Data records:

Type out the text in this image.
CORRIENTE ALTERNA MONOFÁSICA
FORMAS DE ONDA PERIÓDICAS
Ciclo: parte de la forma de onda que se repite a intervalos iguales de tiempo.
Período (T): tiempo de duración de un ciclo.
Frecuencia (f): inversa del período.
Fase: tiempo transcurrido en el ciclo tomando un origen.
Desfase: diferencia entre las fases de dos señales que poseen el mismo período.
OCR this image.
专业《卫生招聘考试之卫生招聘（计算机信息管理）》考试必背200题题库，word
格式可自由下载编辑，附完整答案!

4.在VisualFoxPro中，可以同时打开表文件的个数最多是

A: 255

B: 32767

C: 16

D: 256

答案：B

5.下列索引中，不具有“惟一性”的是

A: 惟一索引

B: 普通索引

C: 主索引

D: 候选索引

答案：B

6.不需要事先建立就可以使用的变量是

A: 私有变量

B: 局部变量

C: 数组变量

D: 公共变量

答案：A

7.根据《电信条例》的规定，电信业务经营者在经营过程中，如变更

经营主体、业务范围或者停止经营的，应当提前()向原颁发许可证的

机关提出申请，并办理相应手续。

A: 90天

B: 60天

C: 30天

> Your instructions:
For the material, find the number of lines holding the word "image" and give that figure and nothing more.

> The answer:
2